#### Input data
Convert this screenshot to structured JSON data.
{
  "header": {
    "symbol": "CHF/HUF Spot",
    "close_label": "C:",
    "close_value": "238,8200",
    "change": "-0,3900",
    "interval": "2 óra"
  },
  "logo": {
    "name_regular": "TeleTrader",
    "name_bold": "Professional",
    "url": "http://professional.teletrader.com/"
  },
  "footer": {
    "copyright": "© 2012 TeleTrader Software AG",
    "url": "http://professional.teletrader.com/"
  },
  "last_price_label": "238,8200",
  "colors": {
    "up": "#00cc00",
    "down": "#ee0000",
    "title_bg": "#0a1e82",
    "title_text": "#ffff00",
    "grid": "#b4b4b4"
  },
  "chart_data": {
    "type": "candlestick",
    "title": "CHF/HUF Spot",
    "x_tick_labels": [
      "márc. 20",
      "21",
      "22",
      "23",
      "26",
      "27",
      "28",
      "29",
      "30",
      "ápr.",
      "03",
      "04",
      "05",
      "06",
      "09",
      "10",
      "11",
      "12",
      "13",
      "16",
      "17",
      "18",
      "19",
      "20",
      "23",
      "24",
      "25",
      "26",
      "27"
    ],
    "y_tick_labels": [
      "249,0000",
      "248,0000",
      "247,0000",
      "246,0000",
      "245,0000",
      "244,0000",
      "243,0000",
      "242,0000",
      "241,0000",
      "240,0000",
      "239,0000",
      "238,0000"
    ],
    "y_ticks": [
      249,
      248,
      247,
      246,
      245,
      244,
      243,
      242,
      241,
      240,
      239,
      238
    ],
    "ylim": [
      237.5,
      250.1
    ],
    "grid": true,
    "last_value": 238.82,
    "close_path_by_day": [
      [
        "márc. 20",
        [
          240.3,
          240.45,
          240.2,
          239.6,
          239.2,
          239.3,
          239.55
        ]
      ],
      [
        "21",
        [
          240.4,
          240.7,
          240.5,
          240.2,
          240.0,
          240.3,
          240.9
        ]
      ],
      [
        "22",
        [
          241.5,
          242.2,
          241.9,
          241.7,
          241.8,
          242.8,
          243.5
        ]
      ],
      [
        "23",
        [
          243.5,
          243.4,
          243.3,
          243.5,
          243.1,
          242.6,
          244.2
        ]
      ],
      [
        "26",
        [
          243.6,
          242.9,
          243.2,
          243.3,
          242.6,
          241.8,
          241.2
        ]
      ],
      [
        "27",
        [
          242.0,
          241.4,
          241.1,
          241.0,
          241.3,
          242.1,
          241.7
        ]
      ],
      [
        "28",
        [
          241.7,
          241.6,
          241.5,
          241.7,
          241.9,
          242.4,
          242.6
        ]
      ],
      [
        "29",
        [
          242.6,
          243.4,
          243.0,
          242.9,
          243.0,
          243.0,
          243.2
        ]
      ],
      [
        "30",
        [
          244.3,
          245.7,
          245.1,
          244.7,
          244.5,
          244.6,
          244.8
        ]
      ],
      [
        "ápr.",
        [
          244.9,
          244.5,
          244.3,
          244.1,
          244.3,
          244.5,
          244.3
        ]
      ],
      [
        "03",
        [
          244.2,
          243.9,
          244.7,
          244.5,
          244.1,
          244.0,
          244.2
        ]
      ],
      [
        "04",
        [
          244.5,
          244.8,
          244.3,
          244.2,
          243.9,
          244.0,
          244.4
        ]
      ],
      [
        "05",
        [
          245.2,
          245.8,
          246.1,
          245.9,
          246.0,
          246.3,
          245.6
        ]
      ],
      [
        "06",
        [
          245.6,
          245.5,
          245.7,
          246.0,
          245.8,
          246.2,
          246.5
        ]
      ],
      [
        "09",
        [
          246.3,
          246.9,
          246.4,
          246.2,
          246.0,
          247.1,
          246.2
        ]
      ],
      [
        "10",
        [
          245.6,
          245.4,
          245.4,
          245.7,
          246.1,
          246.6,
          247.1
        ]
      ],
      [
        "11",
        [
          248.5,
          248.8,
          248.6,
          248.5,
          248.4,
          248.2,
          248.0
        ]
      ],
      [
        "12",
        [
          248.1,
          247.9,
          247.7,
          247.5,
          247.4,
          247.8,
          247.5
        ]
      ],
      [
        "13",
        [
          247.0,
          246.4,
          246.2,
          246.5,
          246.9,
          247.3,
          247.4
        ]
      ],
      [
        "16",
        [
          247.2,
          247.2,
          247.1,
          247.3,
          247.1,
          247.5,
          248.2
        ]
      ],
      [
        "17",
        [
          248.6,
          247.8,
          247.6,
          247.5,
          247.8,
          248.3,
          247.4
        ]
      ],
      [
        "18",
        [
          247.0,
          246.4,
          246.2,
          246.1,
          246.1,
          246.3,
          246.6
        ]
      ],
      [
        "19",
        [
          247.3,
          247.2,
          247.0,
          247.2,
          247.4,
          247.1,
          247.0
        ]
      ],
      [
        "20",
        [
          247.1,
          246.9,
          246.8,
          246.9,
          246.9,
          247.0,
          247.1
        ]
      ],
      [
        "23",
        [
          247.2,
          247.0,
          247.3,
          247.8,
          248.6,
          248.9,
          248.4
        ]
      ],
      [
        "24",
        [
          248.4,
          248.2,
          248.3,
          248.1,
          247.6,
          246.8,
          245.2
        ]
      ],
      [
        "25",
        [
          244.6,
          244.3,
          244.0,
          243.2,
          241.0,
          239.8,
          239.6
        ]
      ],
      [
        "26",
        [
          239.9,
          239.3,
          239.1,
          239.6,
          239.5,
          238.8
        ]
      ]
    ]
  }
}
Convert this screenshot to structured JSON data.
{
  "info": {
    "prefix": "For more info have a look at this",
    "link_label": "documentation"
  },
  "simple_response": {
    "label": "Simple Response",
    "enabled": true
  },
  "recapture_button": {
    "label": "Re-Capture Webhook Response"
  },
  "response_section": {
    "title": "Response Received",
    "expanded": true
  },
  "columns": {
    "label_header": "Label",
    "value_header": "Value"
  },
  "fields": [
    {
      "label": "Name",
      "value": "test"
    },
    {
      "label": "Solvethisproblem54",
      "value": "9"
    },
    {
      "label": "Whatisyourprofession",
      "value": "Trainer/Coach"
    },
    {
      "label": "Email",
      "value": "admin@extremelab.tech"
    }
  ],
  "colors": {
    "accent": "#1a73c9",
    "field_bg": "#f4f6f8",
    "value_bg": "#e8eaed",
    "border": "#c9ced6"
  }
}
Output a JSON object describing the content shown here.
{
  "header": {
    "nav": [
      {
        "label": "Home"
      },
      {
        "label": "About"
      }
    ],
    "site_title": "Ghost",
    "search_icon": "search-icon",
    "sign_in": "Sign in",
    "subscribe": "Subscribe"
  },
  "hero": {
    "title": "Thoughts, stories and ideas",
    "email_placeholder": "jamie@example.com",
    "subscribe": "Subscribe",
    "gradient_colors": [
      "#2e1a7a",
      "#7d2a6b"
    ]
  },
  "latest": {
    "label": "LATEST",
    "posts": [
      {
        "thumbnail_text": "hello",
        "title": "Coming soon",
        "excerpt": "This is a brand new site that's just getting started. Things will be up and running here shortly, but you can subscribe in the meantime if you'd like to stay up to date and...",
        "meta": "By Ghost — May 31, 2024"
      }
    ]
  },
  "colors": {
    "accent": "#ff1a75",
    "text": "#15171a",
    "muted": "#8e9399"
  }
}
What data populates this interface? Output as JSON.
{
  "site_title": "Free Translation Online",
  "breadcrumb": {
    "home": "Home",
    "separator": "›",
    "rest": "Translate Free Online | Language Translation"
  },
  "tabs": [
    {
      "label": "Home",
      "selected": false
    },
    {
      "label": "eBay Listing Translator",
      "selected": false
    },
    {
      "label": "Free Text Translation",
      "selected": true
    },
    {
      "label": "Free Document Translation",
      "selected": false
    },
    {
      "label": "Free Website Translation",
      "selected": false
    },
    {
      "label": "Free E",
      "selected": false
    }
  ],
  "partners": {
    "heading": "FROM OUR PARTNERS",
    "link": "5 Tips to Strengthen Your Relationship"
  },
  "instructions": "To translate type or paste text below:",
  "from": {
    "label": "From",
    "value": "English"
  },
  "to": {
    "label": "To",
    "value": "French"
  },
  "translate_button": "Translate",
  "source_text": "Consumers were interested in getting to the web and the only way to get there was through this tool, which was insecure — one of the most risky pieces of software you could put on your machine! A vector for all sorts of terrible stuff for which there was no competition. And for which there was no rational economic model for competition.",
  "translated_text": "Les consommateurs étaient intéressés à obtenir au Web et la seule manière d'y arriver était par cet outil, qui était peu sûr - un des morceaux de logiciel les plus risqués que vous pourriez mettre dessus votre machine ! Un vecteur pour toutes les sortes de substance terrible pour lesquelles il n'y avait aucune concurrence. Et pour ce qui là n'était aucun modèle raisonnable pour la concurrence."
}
########
=== The exercise ===
Gather all lines where the word "type" appears.

=== Worked answer ===
    "type": "candlestick",
  "instructions": "To translate type or paste text below:",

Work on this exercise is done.